--- Start of INPUT MATERIAL ---

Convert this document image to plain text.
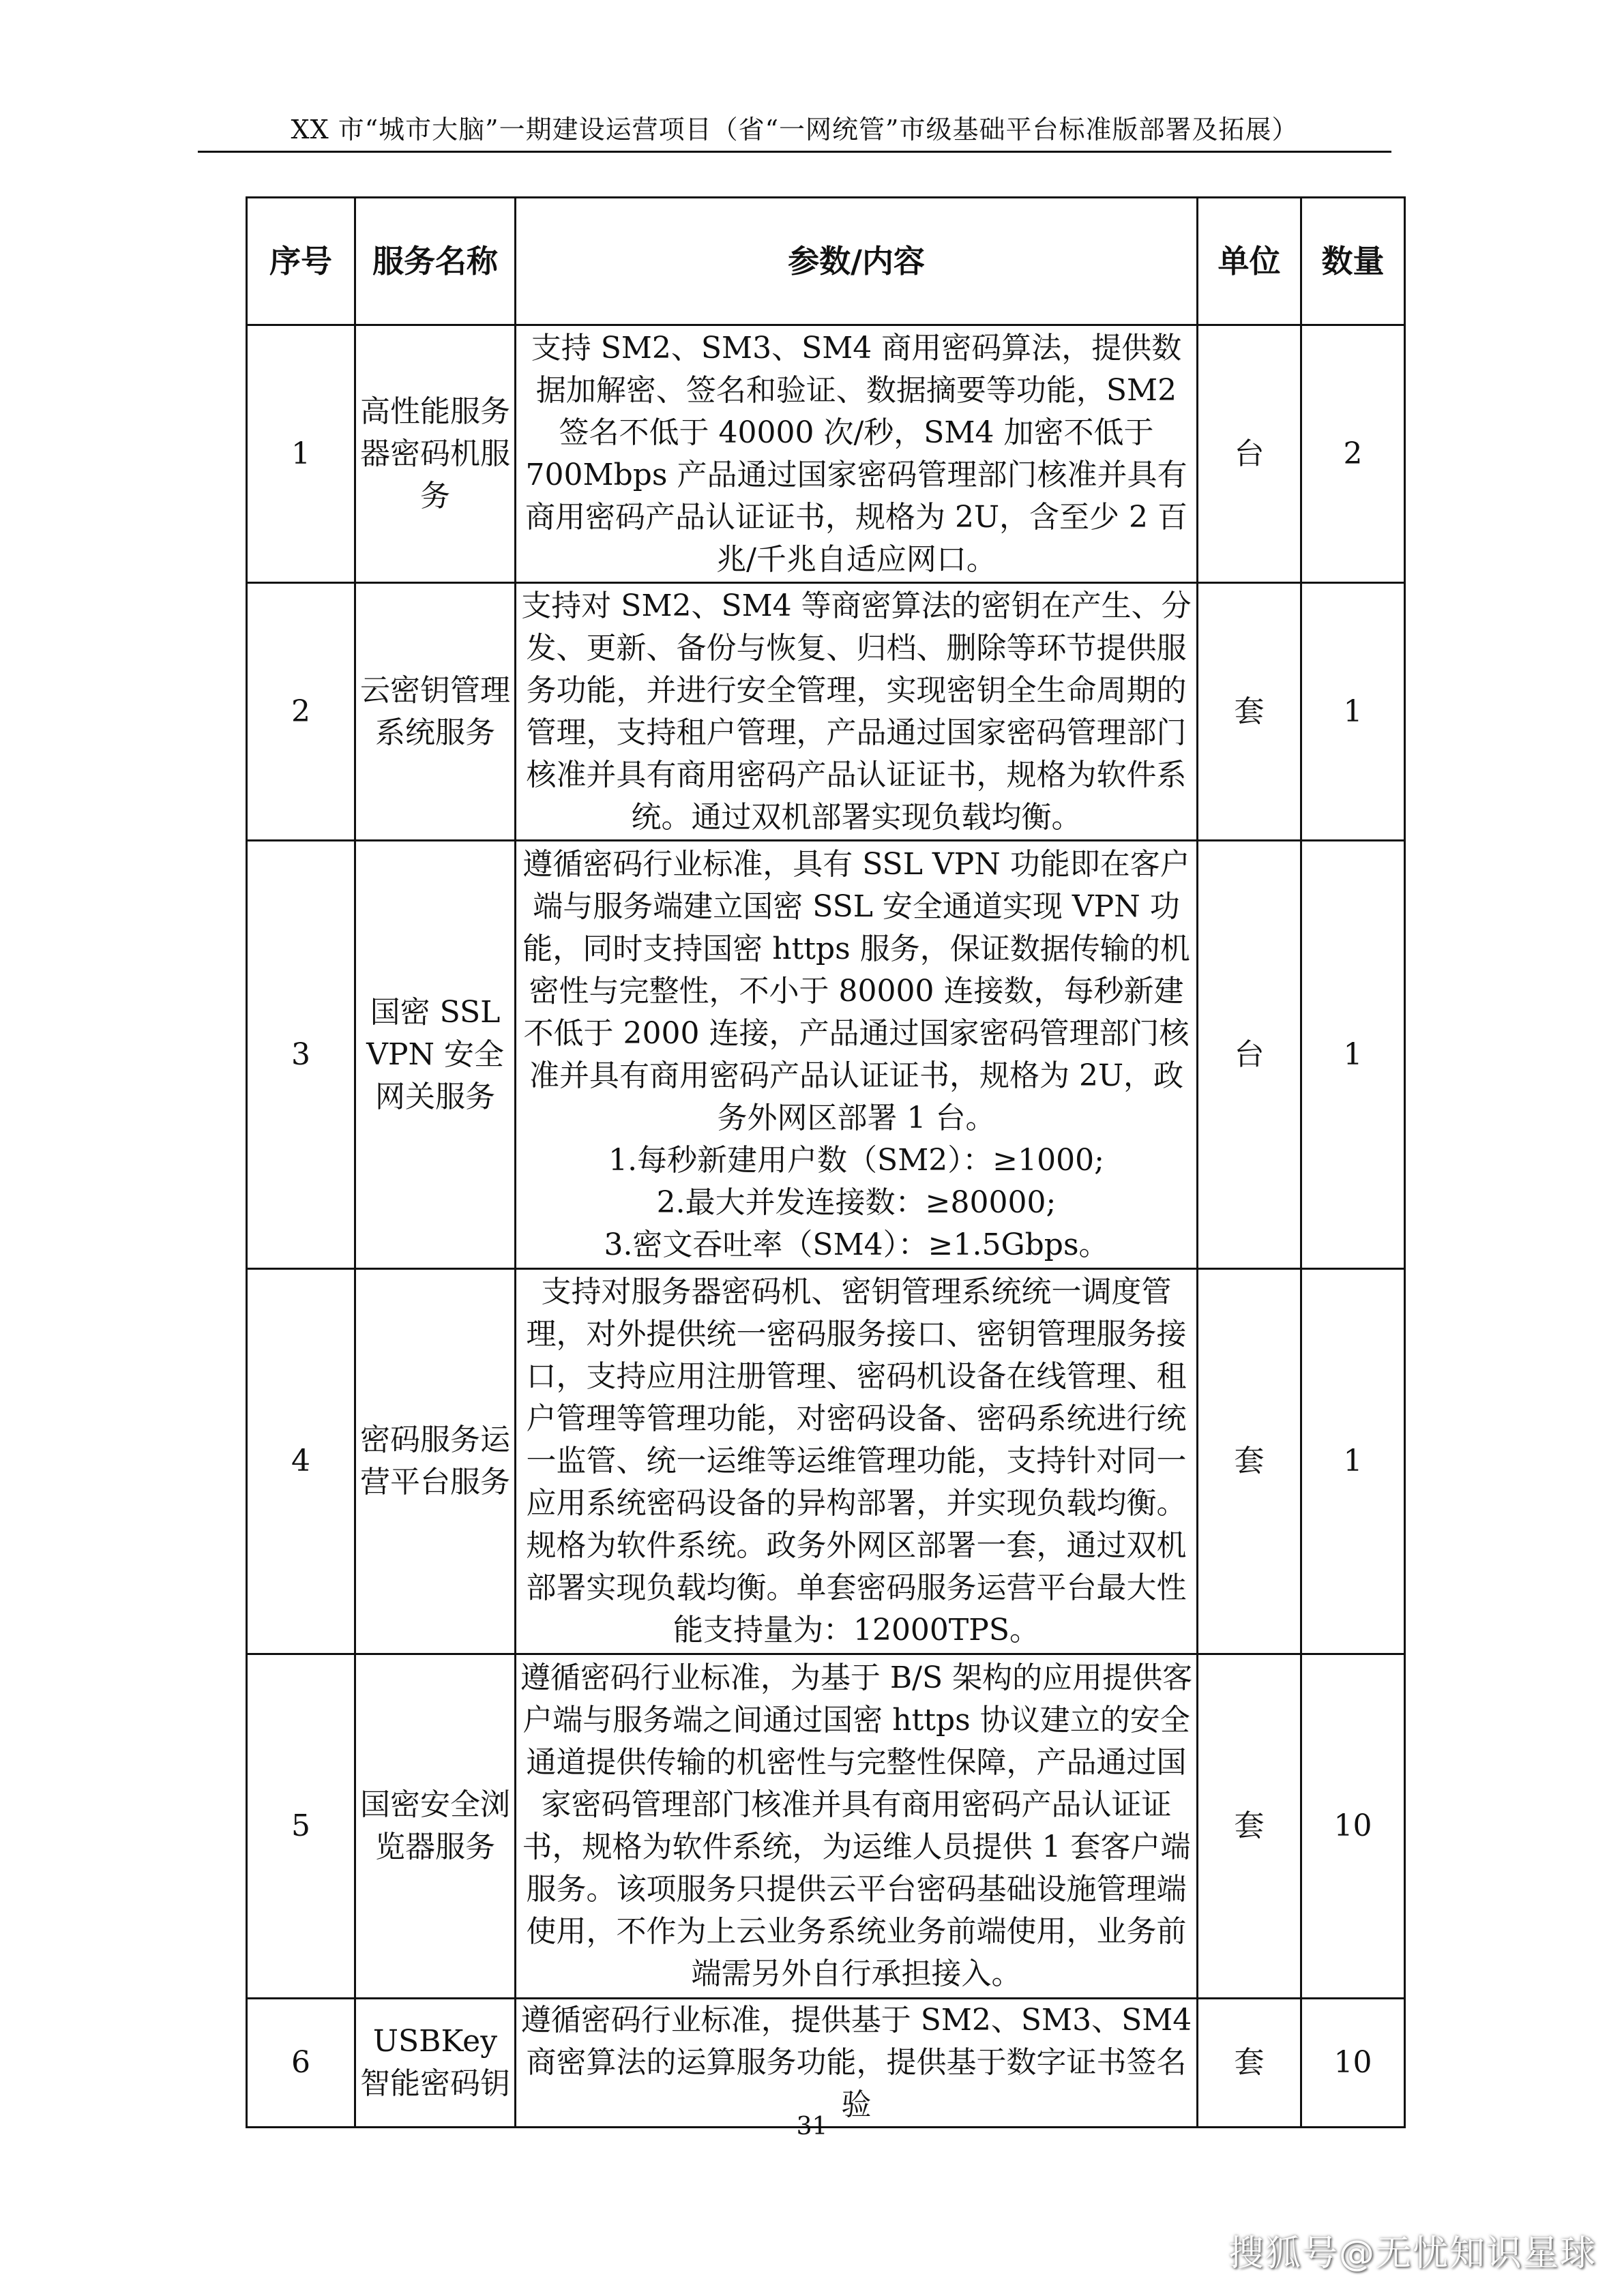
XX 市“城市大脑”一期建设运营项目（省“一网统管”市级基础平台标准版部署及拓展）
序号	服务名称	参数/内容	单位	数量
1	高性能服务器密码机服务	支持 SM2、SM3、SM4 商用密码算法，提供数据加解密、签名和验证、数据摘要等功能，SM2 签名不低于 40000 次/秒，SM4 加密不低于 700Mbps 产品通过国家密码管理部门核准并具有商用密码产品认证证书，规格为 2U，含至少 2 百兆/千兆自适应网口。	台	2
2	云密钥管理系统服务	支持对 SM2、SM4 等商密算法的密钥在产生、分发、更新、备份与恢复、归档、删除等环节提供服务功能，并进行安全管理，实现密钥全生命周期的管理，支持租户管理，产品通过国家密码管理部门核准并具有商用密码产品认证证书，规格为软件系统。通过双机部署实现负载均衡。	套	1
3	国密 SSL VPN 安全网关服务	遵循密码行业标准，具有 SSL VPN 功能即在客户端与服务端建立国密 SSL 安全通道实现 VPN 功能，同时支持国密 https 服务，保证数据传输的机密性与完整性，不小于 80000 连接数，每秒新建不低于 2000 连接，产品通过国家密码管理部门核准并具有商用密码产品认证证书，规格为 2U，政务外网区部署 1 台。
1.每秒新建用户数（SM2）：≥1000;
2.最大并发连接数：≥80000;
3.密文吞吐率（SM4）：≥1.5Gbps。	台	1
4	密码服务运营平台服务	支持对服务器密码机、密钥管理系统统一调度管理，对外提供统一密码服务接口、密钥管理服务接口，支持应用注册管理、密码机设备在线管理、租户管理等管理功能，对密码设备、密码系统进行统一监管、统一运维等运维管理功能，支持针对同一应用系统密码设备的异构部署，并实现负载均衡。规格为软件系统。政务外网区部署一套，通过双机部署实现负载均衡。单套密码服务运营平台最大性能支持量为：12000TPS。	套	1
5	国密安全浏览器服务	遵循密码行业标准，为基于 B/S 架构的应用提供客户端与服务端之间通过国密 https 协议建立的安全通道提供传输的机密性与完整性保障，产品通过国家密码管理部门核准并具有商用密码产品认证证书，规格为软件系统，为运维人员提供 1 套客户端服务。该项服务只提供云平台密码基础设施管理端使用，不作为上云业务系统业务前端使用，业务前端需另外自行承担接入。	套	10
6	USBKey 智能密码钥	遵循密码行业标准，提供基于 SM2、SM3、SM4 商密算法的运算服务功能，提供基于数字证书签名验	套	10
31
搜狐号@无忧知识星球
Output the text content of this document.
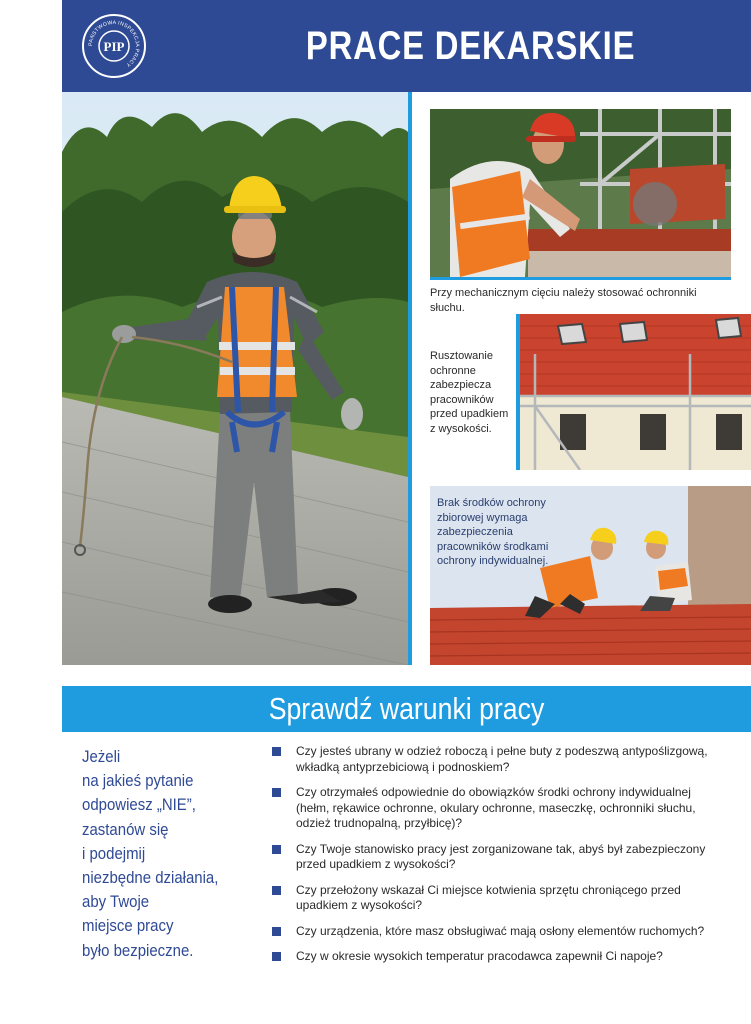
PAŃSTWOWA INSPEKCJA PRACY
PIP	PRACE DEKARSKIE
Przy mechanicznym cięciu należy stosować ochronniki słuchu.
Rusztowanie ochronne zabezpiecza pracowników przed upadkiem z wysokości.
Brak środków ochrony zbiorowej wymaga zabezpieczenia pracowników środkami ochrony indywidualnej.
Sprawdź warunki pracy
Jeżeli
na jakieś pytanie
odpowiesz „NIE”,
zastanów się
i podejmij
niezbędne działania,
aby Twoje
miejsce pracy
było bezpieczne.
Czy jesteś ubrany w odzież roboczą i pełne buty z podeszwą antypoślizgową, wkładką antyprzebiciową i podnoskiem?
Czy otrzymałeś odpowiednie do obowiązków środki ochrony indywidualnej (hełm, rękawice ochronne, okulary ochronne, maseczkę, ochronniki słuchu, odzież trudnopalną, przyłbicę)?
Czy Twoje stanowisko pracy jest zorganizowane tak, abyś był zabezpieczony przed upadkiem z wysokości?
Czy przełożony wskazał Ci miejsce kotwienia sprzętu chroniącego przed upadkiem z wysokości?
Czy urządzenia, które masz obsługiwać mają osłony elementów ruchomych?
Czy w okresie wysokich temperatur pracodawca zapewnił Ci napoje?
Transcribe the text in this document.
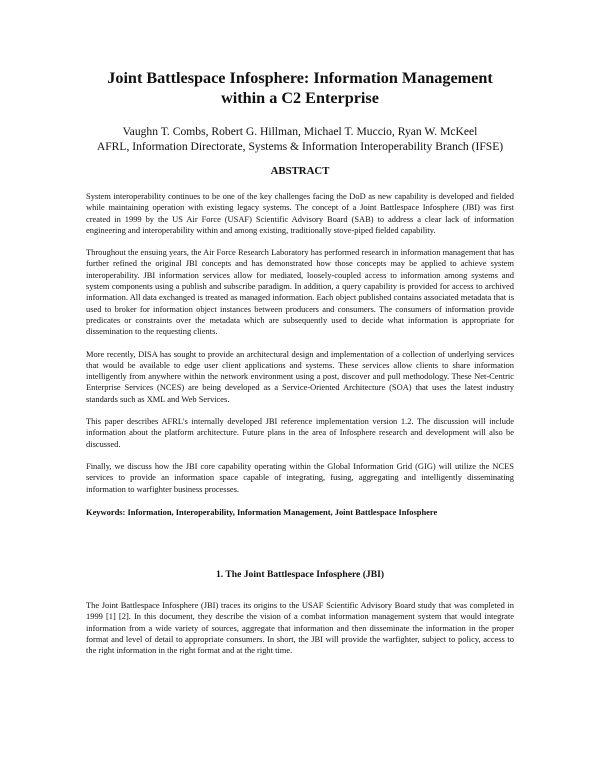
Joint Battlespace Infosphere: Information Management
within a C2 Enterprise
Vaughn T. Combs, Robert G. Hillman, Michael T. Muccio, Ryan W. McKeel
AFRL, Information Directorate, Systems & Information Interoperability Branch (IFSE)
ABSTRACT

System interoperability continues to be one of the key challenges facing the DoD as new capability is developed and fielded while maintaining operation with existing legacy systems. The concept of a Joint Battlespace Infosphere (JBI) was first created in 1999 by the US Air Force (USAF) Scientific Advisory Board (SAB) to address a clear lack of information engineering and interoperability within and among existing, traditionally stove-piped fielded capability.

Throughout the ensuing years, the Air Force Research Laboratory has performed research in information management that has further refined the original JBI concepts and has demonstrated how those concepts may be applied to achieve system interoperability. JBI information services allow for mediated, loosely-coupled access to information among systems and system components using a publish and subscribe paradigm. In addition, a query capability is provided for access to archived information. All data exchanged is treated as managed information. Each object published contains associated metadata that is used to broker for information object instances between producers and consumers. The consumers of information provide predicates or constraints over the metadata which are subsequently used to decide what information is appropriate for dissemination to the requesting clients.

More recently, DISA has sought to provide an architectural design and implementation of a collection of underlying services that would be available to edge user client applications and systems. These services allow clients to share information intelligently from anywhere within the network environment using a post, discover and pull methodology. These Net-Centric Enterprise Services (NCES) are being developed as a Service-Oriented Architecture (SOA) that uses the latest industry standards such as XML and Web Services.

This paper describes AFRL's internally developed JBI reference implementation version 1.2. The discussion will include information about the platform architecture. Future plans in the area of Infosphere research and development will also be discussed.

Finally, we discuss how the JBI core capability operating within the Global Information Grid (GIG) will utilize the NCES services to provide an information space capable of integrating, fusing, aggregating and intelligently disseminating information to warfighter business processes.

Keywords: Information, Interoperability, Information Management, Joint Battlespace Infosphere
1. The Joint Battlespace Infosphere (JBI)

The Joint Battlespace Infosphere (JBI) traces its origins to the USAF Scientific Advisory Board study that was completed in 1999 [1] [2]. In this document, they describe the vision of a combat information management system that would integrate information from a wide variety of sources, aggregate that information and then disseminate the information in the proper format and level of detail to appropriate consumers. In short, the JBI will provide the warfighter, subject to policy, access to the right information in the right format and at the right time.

--- End of INPUT MATERIAL ---

Track down all lines above with the string "Enterprise" and copy them.

within a C2 Enterprise
More recently, DISA has sought to provide an architectural design and implementation of a collection of underlying services that would be available to edge user client applications and systems. These services allow clients to share information intelligently from anywhere within the network environment using a post, discover and pull methodology. These Net-Centric Enterprise Services (NCES) are being developed as a Service-Oriented Architecture (SOA) that uses the latest industry standards such as XML and Web Services.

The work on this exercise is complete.